I have not yet seen how a migration path should work for switching out tracer implementations at scales.

As Ben mentioned on the call, should this be considered the fault of the spec or the nature of the problem itself? How would you solve this if there was no OpenTracing, and you had 10k apps instrumented with bespoke zipkin API and you wanted to switch to another tracing system with completely different libraries and a completely different API? Now I think that would be intractable problem to solve. If all your 10k apps are instrumented with OpenTracing, then the process you described is painful, but it's doable.

Fundamentally there are only two ways to solve this problem as far as I can see, either (a) follow the process you described and go through a migration period when two tracers are running in the apps, or (b) try to make the two tracing implementations interoperate. In this specific example (ironically), Jaeger tracers have the ability to read incoming Zipkin's B3 headers, and Jaeger backend has the ability to accept Zipkin data model for spans, so one could get away with interop instead of dual tracers. But that's only because Jaeger was originally built on parts of Zipkin and we had similar data models and wire propagation format. If you're trying to swap tracing systems that have more significant differences (very simple example: one uses uint64 trace IDs, the other string IDs), then interop is not possible, and dual-deployment migration is the only path.

Also, if we avoid extreme examples of 10k apps (per 80-20 rule the majority of companies have much fewer microservices, say less than a 100), then the dual-tracer approach becomes a lot more feasible and not as time consuming.

────────

Given task 1
Format the rows from the one containing "arc-icon[interactable] xyxy=(86,772,103,789)" through the one containing "undo-icon[interactable] xyxy=(136,90,153,107)", inclusive, as a Markdown table with the columns Num and Content. Skip blank lines.

────────

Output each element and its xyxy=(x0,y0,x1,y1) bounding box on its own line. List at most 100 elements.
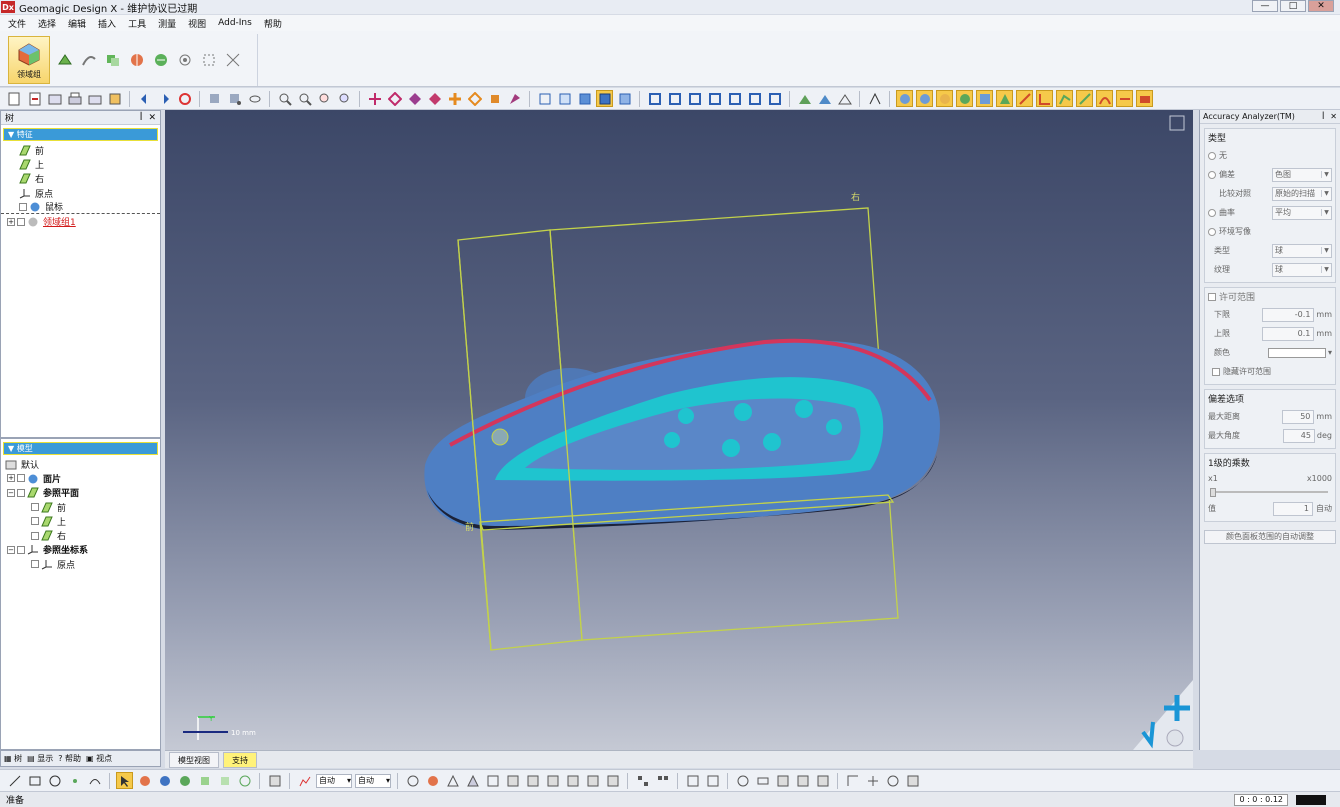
arc-icon[interactable] xyxy=(86,772,103,789)
radio-icon[interactable] xyxy=(1208,170,1216,179)
option-deviation[interactable]: 偏差 色图 ▼ xyxy=(1208,165,1332,184)
mesh-view-4-icon[interactable] xyxy=(706,90,723,107)
tree-item-front[interactable]: 前 xyxy=(1,143,160,157)
zoom-window-icon[interactable] xyxy=(316,90,333,107)
expand-viewport-icon[interactable] xyxy=(1169,115,1185,131)
tool-5-icon[interactable] xyxy=(814,772,831,789)
snap-11-icon[interactable] xyxy=(604,772,621,789)
export-icon[interactable] xyxy=(46,90,63,107)
region-group-button[interactable]: 领域组 xyxy=(8,36,50,84)
curvature-select[interactable]: 平均 ▼ xyxy=(1272,205,1332,220)
max-angle-input[interactable]: 45 xyxy=(1282,428,1315,443)
shaded-edges-icon[interactable] xyxy=(596,90,613,107)
checkbox-icon[interactable] xyxy=(31,517,39,526)
tab-display[interactable]: ▤ 显示 xyxy=(27,753,53,764)
3d-viewport[interactable]: 右 前 Y 10 mm xyxy=(165,110,1193,750)
close-icon[interactable]: ✕ xyxy=(1330,112,1337,121)
snap-4-icon[interactable] xyxy=(464,772,481,789)
mode-select-2[interactable]: 自动 ▾ xyxy=(355,773,391,788)
snap-2-icon[interactable] xyxy=(424,772,441,789)
undo-icon[interactable] xyxy=(136,90,153,107)
view-user-icon[interactable] xyxy=(486,90,503,107)
tool-3-icon[interactable] xyxy=(774,772,791,789)
hidden-line-icon[interactable] xyxy=(556,90,573,107)
pin-icon[interactable]: ꟾ xyxy=(140,113,143,123)
show-region-icon[interactable] xyxy=(1136,90,1153,107)
menu-addins[interactable]: Add-Ins xyxy=(218,18,252,28)
mesh-view-1-icon[interactable] xyxy=(646,90,663,107)
show-plane-icon[interactable] xyxy=(996,90,1013,107)
multiplier-input[interactable]: 1 xyxy=(1273,501,1313,516)
circle-icon[interactable] xyxy=(46,772,63,789)
grid-3-icon[interactable] xyxy=(684,772,701,789)
compare-select[interactable]: 原始的扫描 ▼ xyxy=(1272,186,1332,201)
menu-help[interactable]: 帮助 xyxy=(264,17,282,30)
point-icon[interactable] xyxy=(66,772,83,789)
expand-icon[interactable] xyxy=(176,51,194,69)
new-file-icon[interactable] xyxy=(6,90,23,107)
tab-help[interactable]: ? 帮助 xyxy=(58,753,81,764)
model-selected-node[interactable]: ▼ 模型 xyxy=(3,442,158,455)
insert-icon[interactable] xyxy=(152,51,170,69)
expand-icon[interactable]: − xyxy=(7,488,15,497)
checkbox-icon[interactable] xyxy=(17,488,25,497)
model-item-right[interactable]: 右 xyxy=(1,528,160,542)
measure-icon[interactable] xyxy=(866,90,883,107)
settings-icon[interactable] xyxy=(106,90,123,107)
define-icon[interactable] xyxy=(224,51,242,69)
tool-4-icon[interactable] xyxy=(794,772,811,789)
chevron-down-icon[interactable]: ▾ xyxy=(1328,348,1332,357)
show-surface-icon[interactable] xyxy=(956,90,973,107)
close-icon[interactable]: ✕ xyxy=(148,113,156,123)
view-iso-icon[interactable] xyxy=(446,90,463,107)
view-filter-icon[interactable] xyxy=(236,772,253,789)
mouse-mesh-model[interactable] xyxy=(424,338,940,530)
tree-item-origin[interactable]: 原点 xyxy=(1,186,160,200)
menu-tools[interactable]: 工具 xyxy=(128,17,146,30)
auto-adjust-button[interactable]: 颜色面板范围的自动调整 xyxy=(1204,530,1336,544)
zoom-fit-icon[interactable] xyxy=(276,90,293,107)
zoom-selection-icon[interactable] xyxy=(336,90,353,107)
lasso-select-icon[interactable] xyxy=(156,772,173,789)
mesh-view-3-icon[interactable] xyxy=(686,90,703,107)
select-filter-icon[interactable] xyxy=(226,90,243,107)
expand-icon[interactable]: + xyxy=(7,474,15,483)
rotate-icon[interactable] xyxy=(386,90,403,107)
show-dim-icon[interactable] xyxy=(1116,90,1133,107)
mesh-view-6-icon[interactable] xyxy=(746,90,763,107)
mode-select-1[interactable]: 自动 ▾ xyxy=(316,773,352,788)
checkbox-icon[interactable] xyxy=(31,531,39,540)
model-item-front[interactable]: 前 xyxy=(1,500,160,514)
model-item-top[interactable]: 上 xyxy=(1,514,160,528)
auto-toggle[interactable]: 自动 xyxy=(1316,503,1332,514)
view-orient-icon[interactable] xyxy=(506,90,523,107)
mesh-view-7-icon[interactable] xyxy=(766,90,783,107)
show-curve-icon[interactable] xyxy=(1096,90,1113,107)
tool-1-icon[interactable] xyxy=(734,772,751,789)
lower-limit-input[interactable]: -0.1 xyxy=(1262,307,1315,322)
snap-5-icon[interactable] xyxy=(484,772,501,789)
mesh-view-2-icon[interactable] xyxy=(666,90,683,107)
filter-icon[interactable] xyxy=(266,772,283,789)
brush-select-icon[interactable] xyxy=(80,51,98,69)
show-points-icon[interactable] xyxy=(936,90,953,107)
tab-viewpoint[interactable]: ▣ 视点 xyxy=(86,753,112,764)
grow-select-icon[interactable] xyxy=(176,772,193,789)
section-3-icon[interactable] xyxy=(836,90,853,107)
tree-selected-node[interactable]: ▼ 特征 xyxy=(3,128,158,141)
option-environment[interactable]: 环境写像 xyxy=(1208,222,1332,241)
pan-icon[interactable] xyxy=(366,90,383,107)
model-item-origin[interactable]: 原点 xyxy=(1,557,160,571)
option-none[interactable]: 无 xyxy=(1208,146,1332,165)
zoom-icon[interactable] xyxy=(296,90,313,107)
snap-9-icon[interactable] xyxy=(564,772,581,789)
color-picker[interactable] xyxy=(1267,347,1326,358)
section-2-icon[interactable] xyxy=(816,90,833,107)
model-item-ref-coords[interactable]: − 参照坐标系 xyxy=(1,543,160,557)
checkbox-icon[interactable] xyxy=(17,217,25,226)
model-item-ref-planes[interactable]: − 参照平面 xyxy=(1,486,160,500)
show-sketch-icon[interactable] xyxy=(1076,90,1093,107)
tool-9-icon[interactable] xyxy=(904,772,921,789)
checkbox-icon[interactable] xyxy=(17,474,25,483)
import-icon[interactable] xyxy=(26,90,43,107)
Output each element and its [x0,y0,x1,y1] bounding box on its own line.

────────

Given task 2
In the tracing migration discussion, what simple example is given of a significant difference between two tracing systems?

Written solution 1
| Num | Content |
|---|---|
| 1 | arc-icon[interactable] xyxy=(86,772,103,789) |
| 2 | radio-icon[interactable] xyxy=(1208,170,1216,179) |
| 3 | option-deviation[interactable]: 偏差 色图 ▼ xyxy=(1208,165,1332,184) |
| 4 | mesh-view-4-icon[interactable] xyxy=(706,90,723,107) |
| 5 | tree-item-front[interactable]: 前 xyxy=(1,143,160,157) |
| 6 | zoom-window-icon[interactable] xyxy=(316,90,333,107) |
| 7 | expand-viewport-icon[interactable] xyxy=(1169,115,1185,131) |
| 8 | tool-5-icon[interactable] xyxy=(814,772,831,789) |
| 9 | snap-11-icon[interactable] xyxy=(604,772,621,789) |
| 10 | export-icon[interactable] xyxy=(46,90,63,107) |
| 11 | region-group-button[interactable]: 领域组 xyxy=(8,36,50,84) |
| 12 | curvature-select[interactable]: 平均 ▼ xyxy=(1272,205,1332,220) |
| 13 | max-angle-input[interactable]: 45 xyxy=(1282,428,1315,443) |
| 14 | shaded-edges-icon[interactable] xyxy=(596,90,613,107) |
| 15 | checkbox-icon[interactable] xyxy=(31,517,39,526) |
| 16 | tab-display[interactable]: ▤ 显示 xyxy=(27,753,53,764) |
| 17 | 3d-viewport[interactable]: 右 前 Y 10 mm xyxy=(165,110,1193,750) |
| 18 | close-icon[interactable]: ✕ xyxy=(1330,112,1337,121) |
| 19 | snap-4-icon[interactable] xyxy=(464,772,481,789) |
| 20 | mode-select-2[interactable]: 自动 ▾ xyxy=(355,773,391,788) |
| 21 | snap-2-icon[interactable] xyxy=(424,772,441,789) |
| 22 | undo-icon[interactable] xyxy=(136,90,153,107) |

Written solution 2
One uses uint64 trace IDs and the other uses string IDs.